## WHAT THE TASK ASKS:
Print every one of the records below verbatim, keeping each line unchanged.

[Begin THE INPUT]

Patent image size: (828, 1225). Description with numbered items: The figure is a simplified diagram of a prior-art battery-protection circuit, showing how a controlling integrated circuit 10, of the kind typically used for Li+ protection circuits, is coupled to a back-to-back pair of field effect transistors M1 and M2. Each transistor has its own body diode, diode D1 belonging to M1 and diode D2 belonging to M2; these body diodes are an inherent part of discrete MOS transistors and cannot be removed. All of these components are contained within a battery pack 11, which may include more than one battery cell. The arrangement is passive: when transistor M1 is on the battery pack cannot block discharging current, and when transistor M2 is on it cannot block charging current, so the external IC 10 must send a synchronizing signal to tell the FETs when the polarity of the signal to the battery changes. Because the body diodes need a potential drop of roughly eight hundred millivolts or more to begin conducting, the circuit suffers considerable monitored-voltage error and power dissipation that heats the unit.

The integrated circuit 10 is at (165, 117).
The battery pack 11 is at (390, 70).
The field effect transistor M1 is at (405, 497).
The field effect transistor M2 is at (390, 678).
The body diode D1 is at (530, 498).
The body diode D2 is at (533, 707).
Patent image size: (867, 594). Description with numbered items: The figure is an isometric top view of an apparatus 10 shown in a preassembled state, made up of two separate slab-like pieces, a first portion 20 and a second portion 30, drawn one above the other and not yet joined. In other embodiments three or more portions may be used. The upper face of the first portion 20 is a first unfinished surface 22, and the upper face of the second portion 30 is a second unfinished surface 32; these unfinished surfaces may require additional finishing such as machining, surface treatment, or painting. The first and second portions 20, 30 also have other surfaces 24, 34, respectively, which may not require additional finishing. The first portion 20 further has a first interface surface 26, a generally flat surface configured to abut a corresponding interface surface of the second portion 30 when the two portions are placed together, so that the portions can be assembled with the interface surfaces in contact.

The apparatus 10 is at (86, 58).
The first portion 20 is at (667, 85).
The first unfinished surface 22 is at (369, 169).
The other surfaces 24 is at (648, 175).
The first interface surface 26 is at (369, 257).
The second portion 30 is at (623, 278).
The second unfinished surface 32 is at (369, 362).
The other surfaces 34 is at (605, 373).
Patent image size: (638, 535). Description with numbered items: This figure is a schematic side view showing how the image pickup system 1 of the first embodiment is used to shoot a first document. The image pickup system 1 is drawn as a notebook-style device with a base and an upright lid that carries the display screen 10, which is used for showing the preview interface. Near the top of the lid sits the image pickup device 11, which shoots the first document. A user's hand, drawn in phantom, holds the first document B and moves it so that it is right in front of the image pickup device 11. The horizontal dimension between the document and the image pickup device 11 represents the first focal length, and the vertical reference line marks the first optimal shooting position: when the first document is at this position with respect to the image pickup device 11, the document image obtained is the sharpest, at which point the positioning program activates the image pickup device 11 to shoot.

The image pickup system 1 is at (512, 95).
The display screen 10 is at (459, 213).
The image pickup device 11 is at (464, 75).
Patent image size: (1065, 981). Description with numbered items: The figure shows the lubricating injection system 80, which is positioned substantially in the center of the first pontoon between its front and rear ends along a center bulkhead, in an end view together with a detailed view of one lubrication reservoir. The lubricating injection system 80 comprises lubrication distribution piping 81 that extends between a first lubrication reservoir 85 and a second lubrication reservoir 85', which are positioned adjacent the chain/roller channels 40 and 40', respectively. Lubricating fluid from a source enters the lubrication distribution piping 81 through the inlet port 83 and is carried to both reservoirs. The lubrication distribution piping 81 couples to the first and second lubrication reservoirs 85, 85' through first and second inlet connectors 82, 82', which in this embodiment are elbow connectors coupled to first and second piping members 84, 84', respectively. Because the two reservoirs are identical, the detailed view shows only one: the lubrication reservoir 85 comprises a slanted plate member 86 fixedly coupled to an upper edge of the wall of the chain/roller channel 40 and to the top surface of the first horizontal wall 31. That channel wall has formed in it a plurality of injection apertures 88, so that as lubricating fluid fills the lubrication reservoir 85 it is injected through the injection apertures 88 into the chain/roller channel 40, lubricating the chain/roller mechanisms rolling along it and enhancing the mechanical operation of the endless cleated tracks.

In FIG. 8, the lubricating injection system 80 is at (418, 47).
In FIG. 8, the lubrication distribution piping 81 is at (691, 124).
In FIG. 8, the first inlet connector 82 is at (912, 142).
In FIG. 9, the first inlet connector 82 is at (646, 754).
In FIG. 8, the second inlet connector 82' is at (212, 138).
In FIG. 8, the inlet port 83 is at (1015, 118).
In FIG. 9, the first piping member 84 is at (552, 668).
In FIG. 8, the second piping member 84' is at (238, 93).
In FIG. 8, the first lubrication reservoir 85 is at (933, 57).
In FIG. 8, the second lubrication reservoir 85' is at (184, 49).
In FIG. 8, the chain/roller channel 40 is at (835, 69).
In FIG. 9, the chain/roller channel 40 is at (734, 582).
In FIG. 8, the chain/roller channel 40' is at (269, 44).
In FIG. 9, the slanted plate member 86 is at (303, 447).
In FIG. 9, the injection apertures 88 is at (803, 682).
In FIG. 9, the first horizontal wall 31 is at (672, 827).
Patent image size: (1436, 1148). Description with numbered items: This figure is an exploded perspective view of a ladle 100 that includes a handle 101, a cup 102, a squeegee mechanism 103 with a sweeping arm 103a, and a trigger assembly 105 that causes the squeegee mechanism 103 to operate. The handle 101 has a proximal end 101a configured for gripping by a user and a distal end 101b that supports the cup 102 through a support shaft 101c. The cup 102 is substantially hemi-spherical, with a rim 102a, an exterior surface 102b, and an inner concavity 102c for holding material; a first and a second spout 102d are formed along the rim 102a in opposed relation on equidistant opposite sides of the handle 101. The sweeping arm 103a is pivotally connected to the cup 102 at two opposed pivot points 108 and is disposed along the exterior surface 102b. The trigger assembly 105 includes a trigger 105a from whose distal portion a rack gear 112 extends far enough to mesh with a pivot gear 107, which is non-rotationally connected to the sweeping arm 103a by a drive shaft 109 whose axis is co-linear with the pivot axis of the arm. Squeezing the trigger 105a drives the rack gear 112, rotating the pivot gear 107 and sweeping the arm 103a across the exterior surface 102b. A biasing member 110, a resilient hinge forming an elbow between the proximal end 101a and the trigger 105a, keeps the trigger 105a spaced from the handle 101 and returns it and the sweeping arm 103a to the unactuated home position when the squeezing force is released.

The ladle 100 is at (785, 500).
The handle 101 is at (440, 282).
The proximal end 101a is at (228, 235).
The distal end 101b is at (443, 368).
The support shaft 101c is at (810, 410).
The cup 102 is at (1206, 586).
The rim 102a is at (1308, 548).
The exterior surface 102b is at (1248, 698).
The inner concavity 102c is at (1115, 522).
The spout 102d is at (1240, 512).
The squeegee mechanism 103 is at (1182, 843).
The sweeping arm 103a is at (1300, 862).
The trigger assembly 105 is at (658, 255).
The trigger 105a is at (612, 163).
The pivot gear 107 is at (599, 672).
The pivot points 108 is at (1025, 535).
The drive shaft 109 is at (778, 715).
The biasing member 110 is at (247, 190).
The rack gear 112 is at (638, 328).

[End THE INPUT]

## WRITTEN SOLUTION:
Patent image size: (828, 1225). Description with numbered items: The figure is a simplified diagram of a prior-art battery-protection circuit, showing how a controlling integrated circuit 10, of the kind typically used for Li+ protection circuits, is coupled to a back-to-back pair of field effect transistors M1 and M2. Each transistor has its own body diode, diode D1 belonging to M1 and diode D2 belonging to M2; these body diodes are an inherent part of discrete MOS transistors and cannot be removed. All of these components are contained within a battery pack 11, which may include more than one battery cell. The arrangement is passive: when transistor M1 is on the battery pack cannot block discharging current, and when transistor M2 is on it cannot block charging current, so the external IC 10 must send a synchronizing signal to tell the FETs when the polarity of the signal to the battery changes. Because the body diodes need a potential drop of roughly eight hundred millivolts or more to begin conducting, the circuit suffers considerable monitored-voltage error and power dissipation that heats the unit.

The integrated circuit 10 is at (165, 117).
The battery pack 11 is at (390, 70).
The field effect transistor M1 is at (405, 497).
The field effect transistor M2 is at (390, 678).
The body diode D1 is at (530, 498).
The body diode D2 is at (533, 707).
Patent image size: (867, 594). Description with numbered items: The figure is an isometric top view of an apparatus 10 shown in a preassembled state, made up of two separate slab-like pieces, a first portion 20 and a second portion 30, drawn one above the other and not yet joined. In other embodiments three or more portions may be used. The upper face of the first portion 20 is a first unfinished surface 22, and the upper face of the second portion 30 is a second unfinished surface 32; these unfinished surfaces may require additional finishing such as machining, surface treatment, or painting. The first and second portions 20, 30 also have other surfaces 24, 34, respectively, which may not require additional finishing. The first portion 20 further has a first interface surface 26, a generally flat surface configured to abut a corresponding interface surface of the second portion 30 when the two portions are placed together, so that the portions can be assembled with the interface surfaces in contact.

The apparatus 10 is at (86, 58).
The first portion 20 is at (667, 85).
The first unfinished surface 22 is at (369, 169).
The other surfaces 24 is at (648, 175).
The first interface surface 26 is at (369, 257).
The second portion 30 is at (623, 278).
The second unfinished surface 32 is at (369, 362).
The other surfaces 34 is at (605, 373).
Patent image size: (638, 535). Description with numbered items: This figure is a schematic side view showing how the image pickup system 1 of the first embodiment is used to shoot a first document. The image pickup system 1 is drawn as a notebook-style device with a base and an upright lid that carries the display screen 10, which is used for showing the preview interface. Near the top of the lid sits the image pickup device 11, which shoots the first document. A user's hand, drawn in phantom, holds the first document B and moves it so that it is right in front of the image pickup device 11. The horizontal dimension between the document and the image pickup device 11 represents the first focal length, and the vertical reference line marks the first optimal shooting position: when the first document is at this position with respect to the image pickup device 11, the document image obtained is the sharpest, at which point the positioning program activates the image pickup device 11 to shoot.

The image pickup system 1 is at (512, 95).
The display screen 10 is at (459, 213).
The image pickup device 11 is at (464, 75).
Patent image size: (1065, 981). Description with numbered items: The figure shows the lubricating injection system 80, which is positioned substantially in the center of the first pontoon between its front and rear ends along a center bulkhead, in an end view together with a detailed view of one lubrication reservoir. The lubricating injection system 80 comprises lubrication distribution piping 81 that extends between a first lubrication reservoir 85 and a second lubrication reservoir 85', which are positioned adjacent the chain/roller channels 40 and 40', respectively. Lubricating fluid from a source enters the lubrication distribution piping 81 through the inlet port 83 and is carried to both reservoirs. The lubrication distribution piping 81 couples to the first and second lubrication reservoirs 85, 85' through first and second inlet connectors 82, 82', which in this embodiment are elbow connectors coupled to first and second piping members 84, 84', respectively. Because the two reservoirs are identical, the detailed view shows only one: the lubrication reservoir 85 comprises a slanted plate member 86 fixedly coupled to an upper edge of the wall of the chain/roller channel 40 and to the top surface of the first horizontal wall 31. That channel wall has formed in it a plurality of injection apertures 88, so that as lubricating fluid fills the lubrication reservoir 85 it is injected through the injection apertures 88 into the chain/roller channel 40, lubricating the chain/roller mechanisms rolling along it and enhancing the mechanical operation of the endless cleated tracks.

In FIG. 8, the lubricating injection system 80 is at (418, 47).
In FIG. 8, the lubrication distribution piping 81 is at (691, 124).
In FIG. 8, the first inlet connector 82 is at (912, 142).
In FIG. 9, the first inlet connector 82 is at (646, 754).
In FIG. 8, the second inlet connector 82' is at (212, 138).
In FIG. 8, the inlet port 83 is at (1015, 118).
In FIG. 9, the first piping member 84 is at (552, 668).
In FIG. 8, the second piping member 84' is at (238, 93).
In FIG. 8, the first lubrication reservoir 85 is at (933, 57).
In FIG. 8, the second lubrication reservoir 85' is at (184, 49).
In FIG. 8, the chain/roller channel 40 is at (835, 69).
In FIG. 9, the chain/roller channel 40 is at (734, 582).
In FIG. 8, the chain/roller channel 40' is at (269, 44).
In FIG. 9, the slanted plate member 86 is at (303, 447).
In FIG. 9, the injection apertures 88 is at (803, 682).
In FIG. 9, the first horizontal wall 31 is at (672, 827).
Patent image size: (1436, 1148). Description with numbered items: This figure is an exploded perspective view of a ladle 100 that includes a handle 101, a cup 102, a squeegee mechanism 103 with a sweeping arm 103a, and a trigger assembly 105 that causes the squeegee mechanism 103 to operate. The handle 101 has a proximal end 101a configured for gripping by a user and a distal end 101b that supports the cup 102 through a support shaft 101c. The cup 102 is substantially hemi-spherical, with a rim 102a, an exterior surface 102b, and an inner concavity 102c for holding material; a first and a second spout 102d are formed along the rim 102a in opposed relation on equidistant opposite sides of the handle 101. The sweeping arm 103a is pivotally connected to the cup 102 at two opposed pivot points 108 and is disposed along the exterior surface 102b. The trigger assembly 105 includes a trigger 105a from whose distal portion a rack gear 112 extends far enough to mesh with a pivot gear 107, which is non-rotationally connected to the sweeping arm 103a by a drive shaft 109 whose axis is co-linear with the pivot axis of the arm. Squeezing the trigger 105a drives the rack gear 112, rotating the pivot gear 107 and sweeping the arm 103a across the exterior surface 102b. A biasing member 110, a resilient hinge forming an elbow between the proximal end 101a and the trigger 105a, keeps the trigger 105a spaced from the handle 101 and returns it and the sweeping arm 103a to the unactuated home position when the squeezing force is released.

The ladle 100 is at (785, 500).
The handle 101 is at (440, 282).
The proximal end 101a is at (228, 235).
The distal end 101b is at (443, 368).
The support shaft 101c is at (810, 410).
The cup 102 is at (1206, 586).
The rim 102a is at (1308, 548).
The exterior surface 102b is at (1248, 698).
The inner concavity 102c is at (1115, 522).
The spout 102d is at (1240, 512).
The squeegee mechanism 103 is at (1182, 843).
The sweeping arm 103a is at (1300, 862).
The trigger assembly 105 is at (658, 255).
The trigger 105a is at (612, 163).
The pivot gear 107 is at (599, 672).
The pivot points 108 is at (1025, 535).
The drive shaft 109 is at (778, 715).
The biasing member 110 is at (247, 190).
The rack gear 112 is at (638, 328).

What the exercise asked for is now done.